PROBLEM TO WORK ON — Lines holding the string "name" are the ones to copy; find them all in the data.

DATA FOR THIS TASK —
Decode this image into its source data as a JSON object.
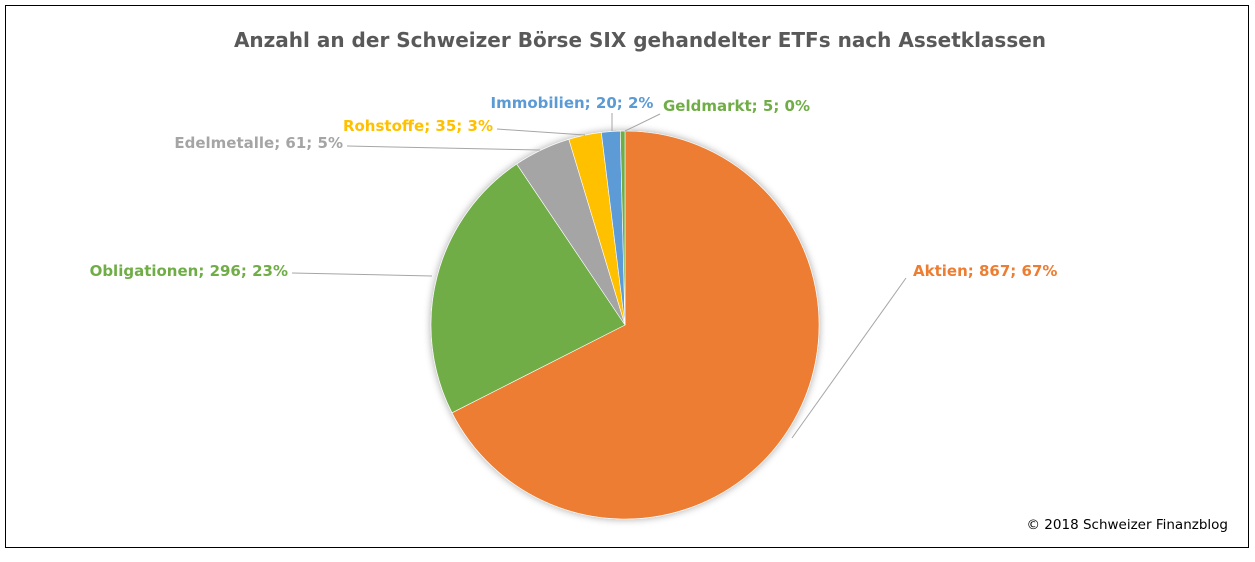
{
  "chart_data": {
    "type": "pie",
    "title": "Anzahl an der Schweizer Börse SIX gehandelter ETFs nach Assetklassen",
    "start_angle": "12 o'clock, clockwise",
    "slices": [
      {
        "name": "Aktien",
        "value": 867,
        "percent": "67%",
        "label": "Aktien; 867; 67%",
        "color": "#ED7D31"
      },
      {
        "name": "Obligationen",
        "value": 296,
        "percent": "23%",
        "label": "Obligationen; 296; 23%",
        "color": "#70AD47"
      },
      {
        "name": "Edelmetalle",
        "value": 61,
        "percent": "5%",
        "label": "Edelmetalle; 61; 5%",
        "color": "#A5A5A5"
      },
      {
        "name": "Rohstoffe",
        "value": 35,
        "percent": "3%",
        "label": "Rohstoffe; 35; 3%",
        "color": "#FFC000"
      },
      {
        "name": "Immobilien",
        "value": 20,
        "percent": "2%",
        "label": "Immobilien; 20; 2%",
        "color": "#5B9BD5"
      },
      {
        "name": "Geldmarkt",
        "value": 5,
        "percent": "0%",
        "label": "Geldmarkt; 5; 0%",
        "color": "#70AD47"
      }
    ]
  },
  "footer": {
    "copyright": "© 2018 Schweizer Finanzblog"
  }
}
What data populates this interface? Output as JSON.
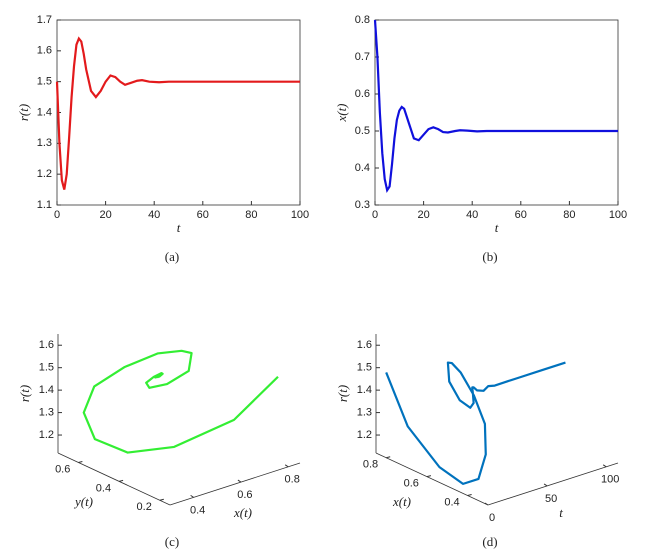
{
  "chart_data": [
    {
      "type": "line",
      "caption": "(a)",
      "xlabel": "t",
      "ylabel": "r(t)",
      "x": [
        0,
        1,
        2,
        3,
        4,
        5,
        6,
        7,
        8,
        9,
        10,
        11,
        12,
        14,
        16,
        18,
        20,
        22,
        24,
        26,
        28,
        30,
        33,
        35,
        38,
        42,
        46,
        50,
        60,
        70,
        80,
        90,
        100
      ],
      "series": [
        {
          "color": "#e31a1c",
          "values": [
            1.5,
            1.3,
            1.18,
            1.15,
            1.2,
            1.32,
            1.45,
            1.55,
            1.62,
            1.64,
            1.63,
            1.59,
            1.54,
            1.47,
            1.45,
            1.47,
            1.5,
            1.52,
            1.515,
            1.5,
            1.49,
            1.495,
            1.503,
            1.505,
            1.5,
            1.498,
            1.5,
            1.5,
            1.5,
            1.5,
            1.5,
            1.5,
            1.5
          ]
        }
      ],
      "xlim": [
        0,
        100
      ],
      "xticks": [
        0,
        20,
        40,
        60,
        80,
        100
      ],
      "ylim": [
        1.1,
        1.7
      ],
      "yticks": [
        1.1,
        1.2,
        1.3,
        1.4,
        1.5,
        1.6,
        1.7
      ],
      "grid": false
    },
    {
      "type": "line",
      "caption": "(b)",
      "xlabel": "t",
      "ylabel": "x(t)",
      "x": [
        0,
        1,
        2,
        3,
        4,
        5,
        6,
        7,
        8,
        9,
        10,
        11,
        12,
        14,
        16,
        18,
        20,
        22,
        24,
        26,
        28,
        30,
        33,
        35,
        38,
        42,
        46,
        50,
        60,
        70,
        80,
        90,
        100
      ],
      "series": [
        {
          "color": "#1010dd",
          "values": [
            0.8,
            0.7,
            0.55,
            0.44,
            0.37,
            0.34,
            0.35,
            0.41,
            0.48,
            0.53,
            0.555,
            0.565,
            0.56,
            0.52,
            0.48,
            0.475,
            0.49,
            0.505,
            0.51,
            0.505,
            0.497,
            0.496,
            0.5,
            0.502,
            0.501,
            0.499,
            0.5,
            0.5,
            0.5,
            0.5,
            0.5,
            0.5,
            0.5
          ]
        }
      ],
      "xlim": [
        0,
        100
      ],
      "xticks": [
        0,
        20,
        40,
        60,
        80,
        100
      ],
      "ylim": [
        0.3,
        0.8
      ],
      "yticks": [
        0.3,
        0.4,
        0.5,
        0.6,
        0.7,
        0.8
      ],
      "grid": false
    },
    {
      "type": "line3d",
      "caption": "(c)",
      "xlabel": "x(t)",
      "ylabel": "y(t)",
      "zlabel": "r(t)",
      "color": "#33ee33",
      "x": [
        0.8,
        0.7,
        0.55,
        0.44,
        0.37,
        0.34,
        0.35,
        0.41,
        0.48,
        0.53,
        0.555,
        0.56,
        0.52,
        0.48,
        0.475,
        0.49,
        0.505,
        0.51,
        0.505,
        0.496,
        0.502,
        0.499,
        0.5
      ],
      "y": [
        0.2,
        0.3,
        0.42,
        0.52,
        0.6,
        0.62,
        0.58,
        0.5,
        0.42,
        0.36,
        0.34,
        0.36,
        0.42,
        0.46,
        0.47,
        0.45,
        0.43,
        0.43,
        0.44,
        0.45,
        0.445,
        0.44,
        0.44
      ],
      "z": [
        1.5,
        1.3,
        1.18,
        1.15,
        1.2,
        1.32,
        1.45,
        1.55,
        1.62,
        1.64,
        1.63,
        1.54,
        1.47,
        1.45,
        1.47,
        1.5,
        1.52,
        1.515,
        1.5,
        1.495,
        1.505,
        1.5,
        1.5
      ],
      "xlim": [
        0.3,
        0.85
      ],
      "xticks": [
        0.4,
        0.6,
        0.8
      ],
      "ylim": [
        0.15,
        0.7
      ],
      "yticks": [
        0.2,
        0.4,
        0.6
      ],
      "zlim": [
        1.12,
        1.65
      ],
      "zticks": [
        1.2,
        1.3,
        1.4,
        1.5,
        1.6
      ]
    },
    {
      "type": "line3d",
      "caption": "(d)",
      "xlabel": "t",
      "ylabel": "x(t)",
      "zlabel": "r(t)",
      "color": "#0072bd",
      "x": [
        0,
        1,
        2,
        3,
        4,
        5,
        6,
        7,
        8,
        9,
        10,
        12,
        14,
        16,
        18,
        20,
        22,
        24,
        26,
        30,
        35,
        40,
        50,
        60,
        80,
        100
      ],
      "y": [
        0.8,
        0.7,
        0.55,
        0.44,
        0.37,
        0.34,
        0.35,
        0.41,
        0.48,
        0.53,
        0.555,
        0.56,
        0.52,
        0.48,
        0.475,
        0.49,
        0.505,
        0.51,
        0.505,
        0.496,
        0.502,
        0.499,
        0.5,
        0.5,
        0.5,
        0.5
      ],
      "z": [
        1.5,
        1.3,
        1.18,
        1.15,
        1.2,
        1.32,
        1.45,
        1.55,
        1.62,
        1.64,
        1.63,
        1.54,
        1.47,
        1.45,
        1.47,
        1.5,
        1.52,
        1.515,
        1.5,
        1.495,
        1.505,
        1.5,
        1.5,
        1.5,
        1.5,
        1.5
      ],
      "xlim": [
        0,
        110
      ],
      "xticks": [
        0,
        50,
        100
      ],
      "ylim": [
        0.3,
        0.85
      ],
      "yticks": [
        0.4,
        0.6,
        0.8
      ],
      "zlim": [
        1.12,
        1.65
      ],
      "zticks": [
        1.2,
        1.3,
        1.4,
        1.5,
        1.6
      ]
    }
  ]
}
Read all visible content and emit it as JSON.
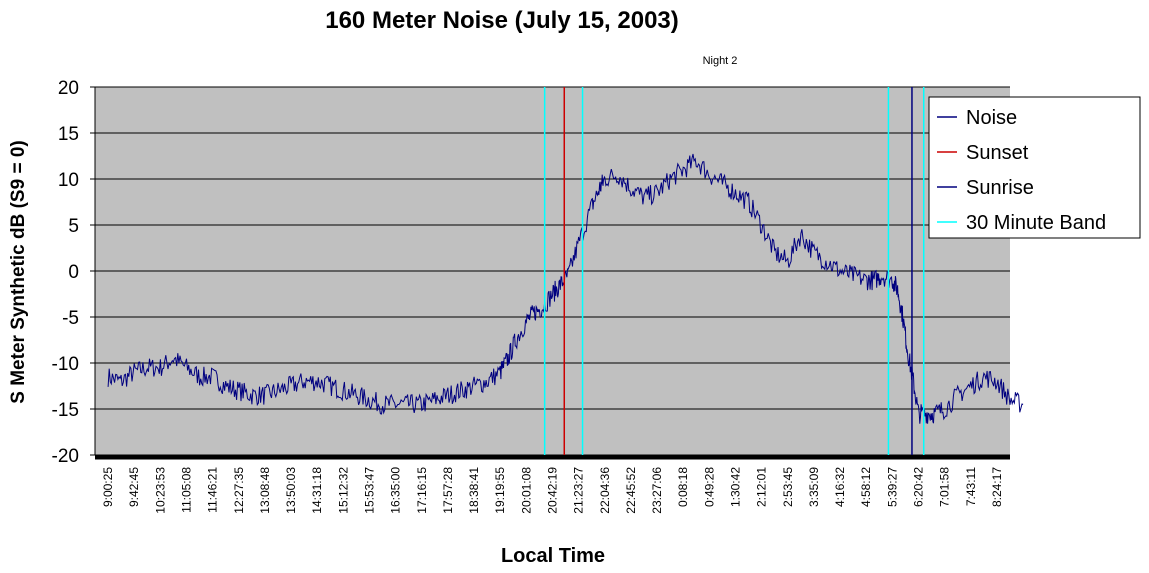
{
  "chart_data": {
    "type": "line",
    "title": "160 Meter Noise (July 15, 2003)",
    "subtitle": "Night 2",
    "xlabel": "Local Time",
    "ylabel": "S Meter Synthetic dB (S9 = 0)",
    "ylim": [
      -20,
      20
    ],
    "yticks": [
      20,
      15,
      10,
      5,
      0,
      -5,
      -10,
      -15,
      -20
    ],
    "grid": true,
    "legend_position": "right",
    "xticks": [
      "9:00:25",
      "9:42:45",
      "10:23:53",
      "11:05:08",
      "11:46:21",
      "12:27:35",
      "13:08:48",
      "13:50:03",
      "14:31:18",
      "15:12:32",
      "15:53:47",
      "16:35:00",
      "17:16:15",
      "17:57:28",
      "18:38:41",
      "19:19:55",
      "20:01:08",
      "20:42:19",
      "21:23:27",
      "22:04:36",
      "22:45:52",
      "23:27:06",
      "0:08:18",
      "0:49:28",
      "1:30:42",
      "2:12:01",
      "2:53:45",
      "3:35:09",
      "4:16:32",
      "4:58:12",
      "5:39:27",
      "6:20:42",
      "7:01:58",
      "7:43:11",
      "8:24:17"
    ],
    "x_tick_spacing_min": 41.25,
    "series": [
      {
        "name": "Noise",
        "color": "#00007f",
        "x": [
          0,
          0.5,
          1,
          1.5,
          2,
          2.5,
          3,
          3.5,
          4,
          4.5,
          5,
          5.5,
          6,
          6.5,
          7,
          7.5,
          8,
          8.5,
          9,
          9.5,
          10,
          10.5,
          11,
          11.5,
          12,
          12.5,
          13,
          13.5,
          14,
          14.5,
          15,
          15.3,
          15.6,
          16,
          16.3,
          16.6,
          17,
          17.3,
          17.6,
          18,
          18.5,
          18.8,
          19,
          19.5,
          20,
          20.5,
          21,
          21.5,
          22,
          22.5,
          23,
          23.5,
          24,
          24.5,
          25,
          25.5,
          26,
          26.5,
          27,
          27.5,
          28,
          28.5,
          29,
          29.3,
          29.6,
          30,
          30.2,
          30.4,
          30.6,
          30.8,
          31,
          31.3,
          31.6,
          32,
          32.5,
          33,
          33.5,
          34,
          34.5,
          35
        ],
        "values": [
          -11.5,
          -12,
          -11,
          -10.5,
          -10.5,
          -9.5,
          -10.5,
          -11.5,
          -11.5,
          -12.5,
          -13,
          -13.5,
          -13.5,
          -13,
          -12.5,
          -12,
          -12,
          -12.5,
          -13,
          -13.5,
          -14,
          -14.5,
          -14.5,
          -14.5,
          -14.5,
          -14,
          -13.5,
          -13,
          -12.5,
          -12,
          -11,
          -9.5,
          -7.5,
          -5.5,
          -4.5,
          -4,
          -2.5,
          -1.5,
          -0.5,
          3,
          7,
          9,
          10,
          10.5,
          9,
          8,
          8.5,
          10,
          11,
          12,
          10.5,
          9.5,
          8.5,
          7.5,
          5,
          2,
          1,
          4,
          2,
          1,
          0,
          -0.5,
          -1,
          -1,
          -0.5,
          -1,
          -2,
          -5,
          -9,
          -12,
          -15.5,
          -15.5,
          -15.5,
          -15,
          -13.5,
          -12.5,
          -11.5,
          -12,
          -14,
          -14.5
        ]
      }
    ],
    "markers": [
      {
        "name": "Sunset",
        "x": 17.45,
        "color": "#cc0000"
      },
      {
        "name": "Sunrise",
        "x": 30.75,
        "color": "#00007f"
      },
      {
        "name": "30 Minute Band",
        "x": [
          16.7,
          18.15,
          29.85,
          31.2
        ],
        "color": "#00ffff"
      }
    ],
    "colors": {
      "plot_background": "#c0c0c0",
      "grid": "#000000",
      "noise": "#00007f",
      "sunset": "#cc0000",
      "sunrise": "#00007f",
      "band": "#00ffff"
    }
  }
}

WRITTEN ANSWER —
        "name": "Aktien",
        "name": "Obligationen",
        "name": "Edelmetalle",
        "name": "Rohstoffe",
        "name": "Immobilien",
        "name": "Geldmarkt",
        "name": "Noise",
        "name": "Sunset",
        "name": "Sunrise",
        "name": "30 Minute Band",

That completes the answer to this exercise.